Aim of the task — Return all lines below containing the word "object".

Task material —
--------------------

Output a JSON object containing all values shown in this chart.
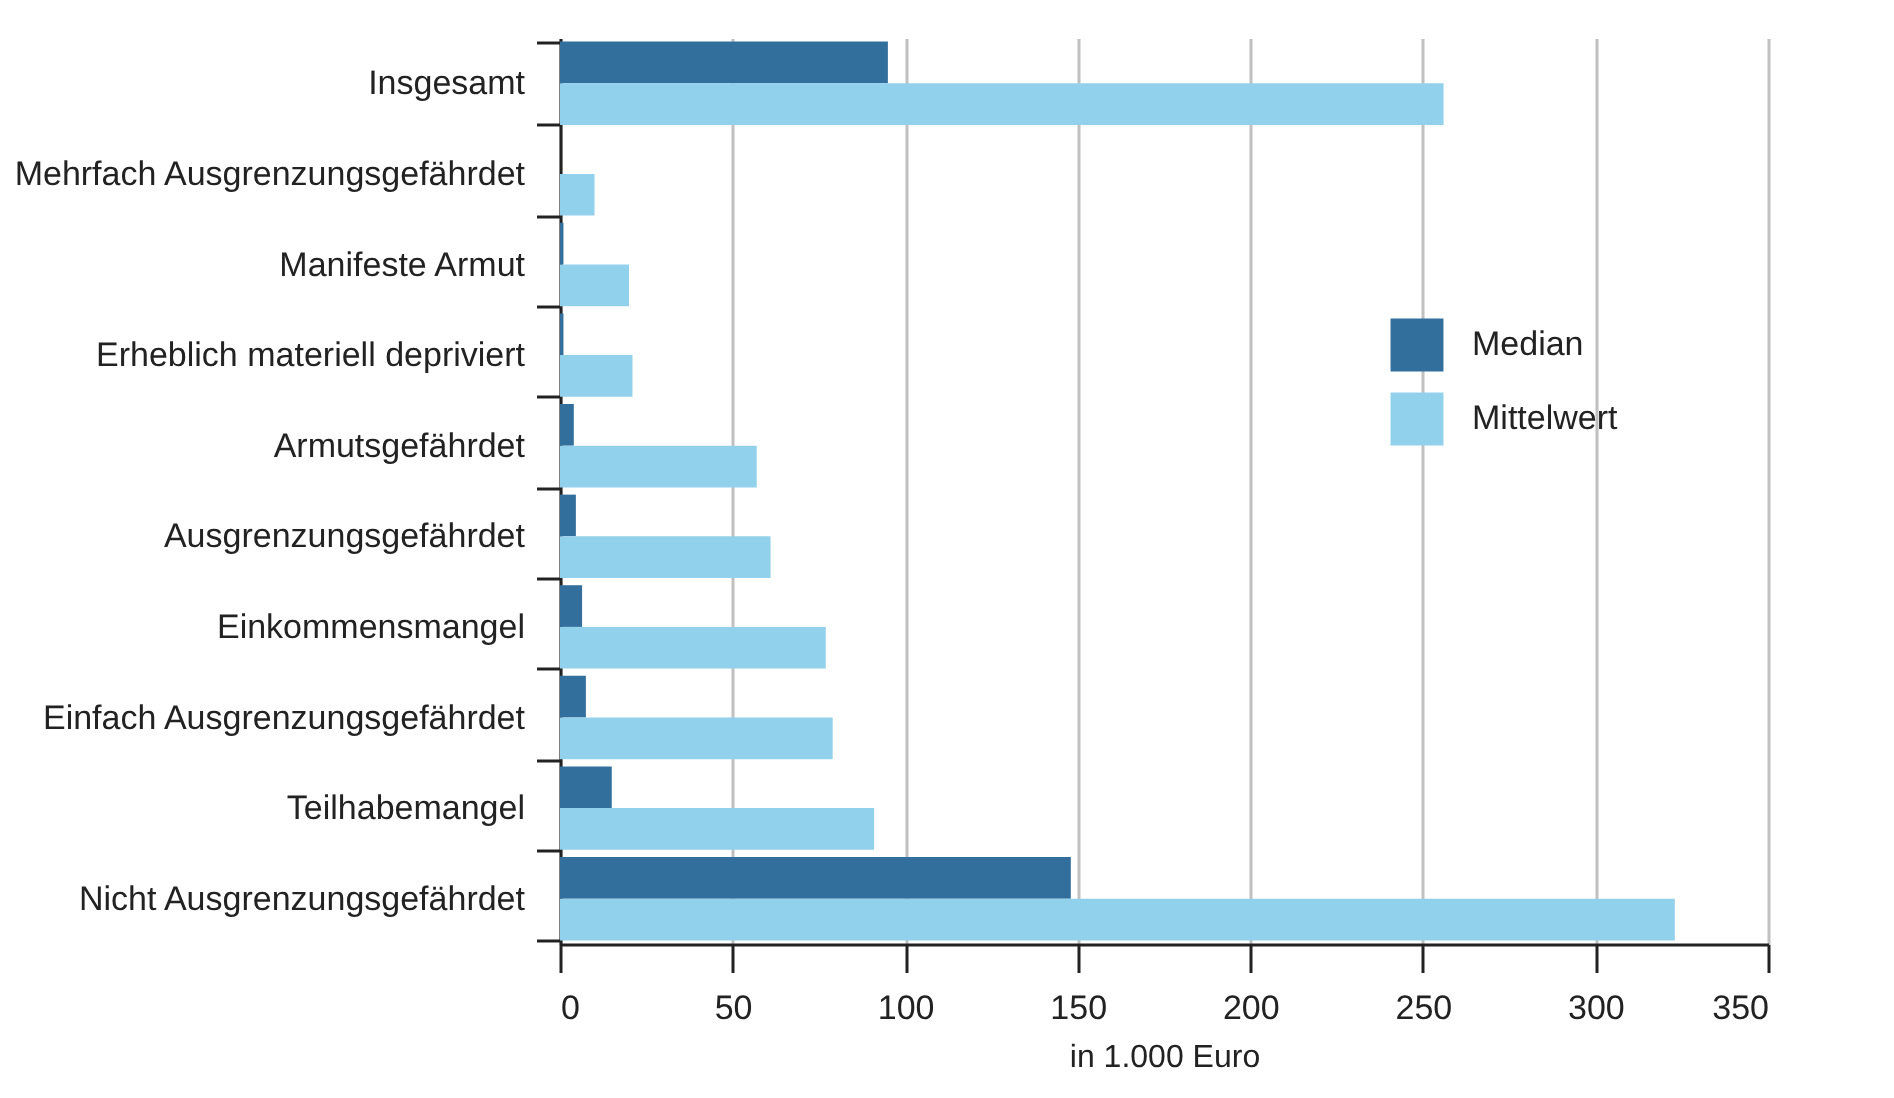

--------------------

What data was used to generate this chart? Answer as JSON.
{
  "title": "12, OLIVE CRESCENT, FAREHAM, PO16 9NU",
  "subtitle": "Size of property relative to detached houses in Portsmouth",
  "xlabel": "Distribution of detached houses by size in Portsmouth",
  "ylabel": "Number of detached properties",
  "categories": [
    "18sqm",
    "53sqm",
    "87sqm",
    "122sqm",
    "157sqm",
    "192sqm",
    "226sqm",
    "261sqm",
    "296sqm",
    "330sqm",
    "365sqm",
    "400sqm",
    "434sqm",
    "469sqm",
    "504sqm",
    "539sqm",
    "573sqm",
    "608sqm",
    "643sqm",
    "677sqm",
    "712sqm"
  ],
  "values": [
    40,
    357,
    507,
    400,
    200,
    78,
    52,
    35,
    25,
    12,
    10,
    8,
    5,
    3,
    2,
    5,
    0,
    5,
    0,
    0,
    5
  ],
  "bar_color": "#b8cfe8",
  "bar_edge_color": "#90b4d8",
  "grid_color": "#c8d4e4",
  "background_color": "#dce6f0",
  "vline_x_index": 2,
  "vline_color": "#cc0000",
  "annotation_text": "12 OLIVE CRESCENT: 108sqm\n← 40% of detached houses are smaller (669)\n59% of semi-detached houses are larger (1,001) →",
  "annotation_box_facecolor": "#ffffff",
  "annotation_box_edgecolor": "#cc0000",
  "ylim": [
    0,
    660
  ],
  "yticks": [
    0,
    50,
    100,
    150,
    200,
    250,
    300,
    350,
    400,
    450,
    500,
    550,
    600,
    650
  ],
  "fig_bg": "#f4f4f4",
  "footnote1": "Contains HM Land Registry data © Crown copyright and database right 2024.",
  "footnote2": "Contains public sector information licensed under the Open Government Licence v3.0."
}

--------------------

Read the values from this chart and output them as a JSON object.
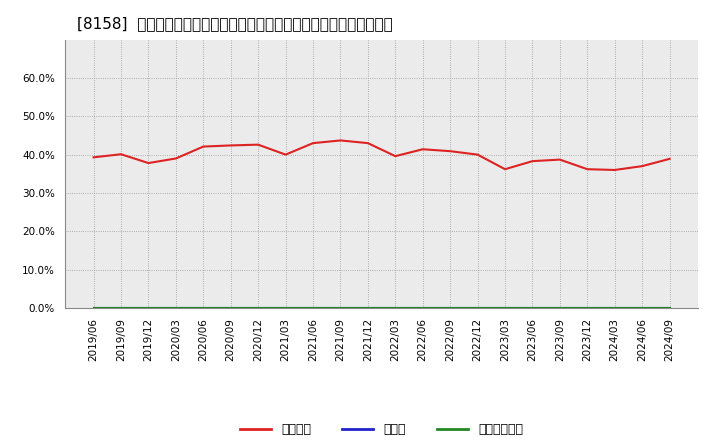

--------------------

Problem solution —
Output a JSON object containing all values shown in this chart.
Read the values from this chart and output them as a JSON object.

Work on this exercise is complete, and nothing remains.